• [Written instruction]:
Pick out every line in the data below that holds "level".

+ + + +

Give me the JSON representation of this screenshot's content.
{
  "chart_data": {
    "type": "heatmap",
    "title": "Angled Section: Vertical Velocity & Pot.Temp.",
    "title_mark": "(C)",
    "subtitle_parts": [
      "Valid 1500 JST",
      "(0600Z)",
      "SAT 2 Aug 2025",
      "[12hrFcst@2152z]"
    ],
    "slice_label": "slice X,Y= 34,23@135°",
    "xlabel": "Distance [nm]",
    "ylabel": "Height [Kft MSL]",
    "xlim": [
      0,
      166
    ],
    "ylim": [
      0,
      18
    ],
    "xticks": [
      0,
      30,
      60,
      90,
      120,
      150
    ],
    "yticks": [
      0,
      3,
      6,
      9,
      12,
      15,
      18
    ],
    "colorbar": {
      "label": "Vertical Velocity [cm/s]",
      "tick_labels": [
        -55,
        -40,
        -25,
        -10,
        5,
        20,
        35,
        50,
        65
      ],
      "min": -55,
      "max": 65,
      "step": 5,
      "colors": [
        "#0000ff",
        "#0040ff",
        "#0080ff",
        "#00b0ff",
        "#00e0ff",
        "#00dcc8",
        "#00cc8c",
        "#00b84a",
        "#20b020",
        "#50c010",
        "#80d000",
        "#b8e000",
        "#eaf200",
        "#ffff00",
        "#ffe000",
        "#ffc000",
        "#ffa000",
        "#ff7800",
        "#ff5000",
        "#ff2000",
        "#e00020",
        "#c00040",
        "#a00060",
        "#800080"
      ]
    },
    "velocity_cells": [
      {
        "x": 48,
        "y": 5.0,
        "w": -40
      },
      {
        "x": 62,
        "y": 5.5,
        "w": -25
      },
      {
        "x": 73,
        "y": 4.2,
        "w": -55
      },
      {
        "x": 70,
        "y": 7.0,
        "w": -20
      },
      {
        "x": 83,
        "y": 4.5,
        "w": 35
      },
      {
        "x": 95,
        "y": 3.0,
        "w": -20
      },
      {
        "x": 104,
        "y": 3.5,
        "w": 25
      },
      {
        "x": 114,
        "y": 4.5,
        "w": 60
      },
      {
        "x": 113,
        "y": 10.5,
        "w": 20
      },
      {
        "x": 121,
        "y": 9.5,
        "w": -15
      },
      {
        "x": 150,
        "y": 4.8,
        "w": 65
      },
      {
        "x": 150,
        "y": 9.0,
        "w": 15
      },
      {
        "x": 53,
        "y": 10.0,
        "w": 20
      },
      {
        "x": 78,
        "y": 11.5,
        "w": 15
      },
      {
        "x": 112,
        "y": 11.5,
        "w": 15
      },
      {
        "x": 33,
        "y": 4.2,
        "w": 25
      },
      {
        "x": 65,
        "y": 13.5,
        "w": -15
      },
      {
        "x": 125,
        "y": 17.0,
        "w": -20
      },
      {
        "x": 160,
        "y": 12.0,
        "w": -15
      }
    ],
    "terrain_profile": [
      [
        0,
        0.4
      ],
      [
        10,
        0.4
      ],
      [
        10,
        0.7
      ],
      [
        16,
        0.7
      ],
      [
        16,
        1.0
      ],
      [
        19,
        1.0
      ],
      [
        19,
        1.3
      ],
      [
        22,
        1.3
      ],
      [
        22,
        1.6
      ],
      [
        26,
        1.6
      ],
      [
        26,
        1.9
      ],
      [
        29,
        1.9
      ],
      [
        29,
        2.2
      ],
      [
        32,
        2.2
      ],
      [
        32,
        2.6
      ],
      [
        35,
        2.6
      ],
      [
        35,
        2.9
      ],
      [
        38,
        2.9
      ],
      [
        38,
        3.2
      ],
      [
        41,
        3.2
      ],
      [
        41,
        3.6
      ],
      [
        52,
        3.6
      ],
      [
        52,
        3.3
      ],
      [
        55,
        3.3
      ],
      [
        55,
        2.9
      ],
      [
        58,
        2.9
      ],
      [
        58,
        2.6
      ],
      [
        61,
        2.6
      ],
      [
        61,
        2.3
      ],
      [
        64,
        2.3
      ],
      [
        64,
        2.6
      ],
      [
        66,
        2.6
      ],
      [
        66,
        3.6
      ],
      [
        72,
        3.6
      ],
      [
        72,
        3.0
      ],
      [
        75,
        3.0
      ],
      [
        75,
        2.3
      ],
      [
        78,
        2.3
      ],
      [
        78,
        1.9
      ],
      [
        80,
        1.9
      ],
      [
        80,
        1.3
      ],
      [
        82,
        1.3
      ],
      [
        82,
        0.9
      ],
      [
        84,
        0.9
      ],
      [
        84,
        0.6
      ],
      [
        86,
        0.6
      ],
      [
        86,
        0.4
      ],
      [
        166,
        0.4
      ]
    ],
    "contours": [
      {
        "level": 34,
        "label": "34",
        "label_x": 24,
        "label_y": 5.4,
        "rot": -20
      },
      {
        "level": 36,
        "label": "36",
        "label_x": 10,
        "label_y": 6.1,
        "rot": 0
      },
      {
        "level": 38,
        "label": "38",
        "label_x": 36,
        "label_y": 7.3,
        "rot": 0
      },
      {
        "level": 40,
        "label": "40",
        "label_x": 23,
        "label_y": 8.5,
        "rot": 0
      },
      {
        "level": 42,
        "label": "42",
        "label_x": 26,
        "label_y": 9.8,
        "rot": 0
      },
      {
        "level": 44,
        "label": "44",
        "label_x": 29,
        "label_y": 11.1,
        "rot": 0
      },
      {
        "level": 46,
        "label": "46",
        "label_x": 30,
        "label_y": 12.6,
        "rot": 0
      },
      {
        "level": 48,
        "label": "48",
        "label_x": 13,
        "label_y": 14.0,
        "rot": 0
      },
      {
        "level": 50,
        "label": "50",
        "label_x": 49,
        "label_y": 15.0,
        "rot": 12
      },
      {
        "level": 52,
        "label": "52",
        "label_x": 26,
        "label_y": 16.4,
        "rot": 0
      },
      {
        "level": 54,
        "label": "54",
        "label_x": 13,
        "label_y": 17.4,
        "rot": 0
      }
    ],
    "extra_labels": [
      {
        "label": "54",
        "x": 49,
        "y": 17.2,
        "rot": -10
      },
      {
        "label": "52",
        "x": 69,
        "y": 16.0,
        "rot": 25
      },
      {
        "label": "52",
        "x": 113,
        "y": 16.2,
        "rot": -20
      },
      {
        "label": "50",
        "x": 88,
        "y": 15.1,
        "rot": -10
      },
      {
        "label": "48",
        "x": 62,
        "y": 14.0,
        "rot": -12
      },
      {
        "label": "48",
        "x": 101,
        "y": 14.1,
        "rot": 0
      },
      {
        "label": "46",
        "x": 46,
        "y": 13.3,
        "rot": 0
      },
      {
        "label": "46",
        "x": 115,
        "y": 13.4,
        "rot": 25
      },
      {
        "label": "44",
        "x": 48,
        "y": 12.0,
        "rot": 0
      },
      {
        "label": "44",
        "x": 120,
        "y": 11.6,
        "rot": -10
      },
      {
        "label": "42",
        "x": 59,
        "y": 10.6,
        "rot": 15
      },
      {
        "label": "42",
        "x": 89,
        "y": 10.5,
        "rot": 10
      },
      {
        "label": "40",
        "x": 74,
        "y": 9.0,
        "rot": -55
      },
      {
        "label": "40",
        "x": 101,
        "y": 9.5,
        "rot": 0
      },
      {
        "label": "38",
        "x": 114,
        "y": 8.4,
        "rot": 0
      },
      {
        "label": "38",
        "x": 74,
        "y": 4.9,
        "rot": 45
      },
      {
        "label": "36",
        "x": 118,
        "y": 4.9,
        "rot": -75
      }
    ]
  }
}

+ + + +

• [Exercise response]:
        "level": 34,
        "level": 36,
        "level": 38,
        "level": 40,
        "level": 42,
        "level": 44,
        "level": 46,
        "level": 48,
        "level": 50,
        "level": 52,
        "level": 54,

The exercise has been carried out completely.